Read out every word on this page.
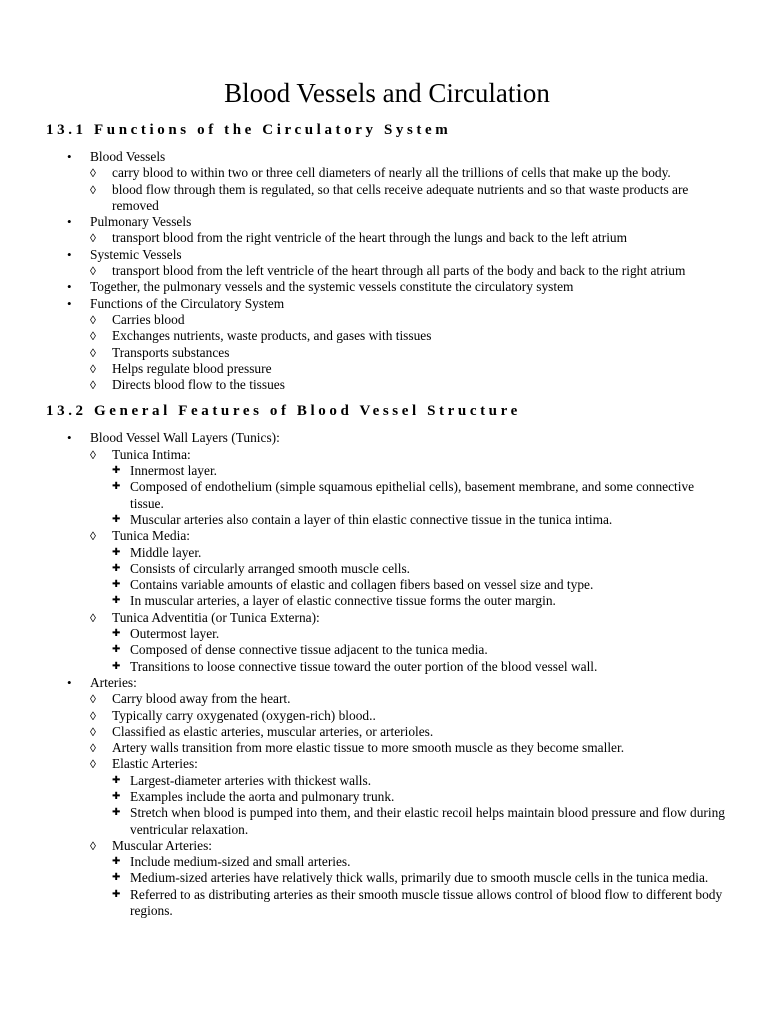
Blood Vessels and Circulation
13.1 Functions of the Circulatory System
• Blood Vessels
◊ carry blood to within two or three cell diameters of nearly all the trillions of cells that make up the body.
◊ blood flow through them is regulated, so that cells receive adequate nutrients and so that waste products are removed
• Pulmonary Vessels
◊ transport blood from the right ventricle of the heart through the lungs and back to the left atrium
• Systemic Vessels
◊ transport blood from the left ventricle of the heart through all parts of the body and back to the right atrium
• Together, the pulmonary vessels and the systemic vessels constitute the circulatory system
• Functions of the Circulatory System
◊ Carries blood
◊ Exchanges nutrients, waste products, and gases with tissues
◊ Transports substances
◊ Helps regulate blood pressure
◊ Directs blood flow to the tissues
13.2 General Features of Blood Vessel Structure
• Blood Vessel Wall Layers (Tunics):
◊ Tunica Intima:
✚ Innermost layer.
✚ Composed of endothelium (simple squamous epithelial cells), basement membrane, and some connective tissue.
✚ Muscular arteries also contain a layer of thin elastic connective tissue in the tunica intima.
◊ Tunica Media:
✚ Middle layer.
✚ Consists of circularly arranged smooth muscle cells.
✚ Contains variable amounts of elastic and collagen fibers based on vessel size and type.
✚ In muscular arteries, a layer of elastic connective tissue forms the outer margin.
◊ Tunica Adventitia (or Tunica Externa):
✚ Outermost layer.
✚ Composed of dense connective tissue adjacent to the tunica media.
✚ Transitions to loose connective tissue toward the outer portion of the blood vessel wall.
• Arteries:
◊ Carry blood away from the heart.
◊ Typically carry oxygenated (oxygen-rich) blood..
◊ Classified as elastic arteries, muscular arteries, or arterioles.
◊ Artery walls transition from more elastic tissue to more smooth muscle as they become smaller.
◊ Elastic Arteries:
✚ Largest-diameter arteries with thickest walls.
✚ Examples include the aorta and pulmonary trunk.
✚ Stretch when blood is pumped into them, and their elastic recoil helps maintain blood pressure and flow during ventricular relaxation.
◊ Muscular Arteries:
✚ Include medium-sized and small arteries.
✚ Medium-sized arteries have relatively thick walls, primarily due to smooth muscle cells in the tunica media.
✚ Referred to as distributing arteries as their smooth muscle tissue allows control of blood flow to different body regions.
# # #
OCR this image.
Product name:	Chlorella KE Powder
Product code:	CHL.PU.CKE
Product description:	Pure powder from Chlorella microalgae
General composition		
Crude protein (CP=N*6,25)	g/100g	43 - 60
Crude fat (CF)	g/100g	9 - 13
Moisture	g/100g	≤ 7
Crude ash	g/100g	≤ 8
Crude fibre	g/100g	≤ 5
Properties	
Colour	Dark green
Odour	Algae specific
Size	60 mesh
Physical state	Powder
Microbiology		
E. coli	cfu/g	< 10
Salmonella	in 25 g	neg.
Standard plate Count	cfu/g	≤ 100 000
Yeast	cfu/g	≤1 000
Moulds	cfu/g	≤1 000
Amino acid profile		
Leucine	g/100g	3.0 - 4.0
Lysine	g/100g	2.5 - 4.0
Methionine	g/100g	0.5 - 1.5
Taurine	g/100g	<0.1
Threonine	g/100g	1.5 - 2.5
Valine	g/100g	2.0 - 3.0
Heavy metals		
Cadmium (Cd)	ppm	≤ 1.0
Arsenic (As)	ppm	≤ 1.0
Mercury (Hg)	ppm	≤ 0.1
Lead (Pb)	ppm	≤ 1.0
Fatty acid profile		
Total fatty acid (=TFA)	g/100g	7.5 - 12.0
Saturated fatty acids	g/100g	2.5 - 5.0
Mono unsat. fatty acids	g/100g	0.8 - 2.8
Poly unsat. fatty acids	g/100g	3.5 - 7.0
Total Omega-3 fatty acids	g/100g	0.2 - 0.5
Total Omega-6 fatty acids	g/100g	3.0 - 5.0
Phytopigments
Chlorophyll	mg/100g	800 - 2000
# # #
» **YOUR TASK**: Looking at the records above, which lines contain "waste"? Copy those lines.

» **WRITTEN ANSWER**:
◊ blood flow through them is regulated, so that cells receive adequate nutrients and so that waste products are removed
◊ Exchanges nutrients, waste products, and gases with tissues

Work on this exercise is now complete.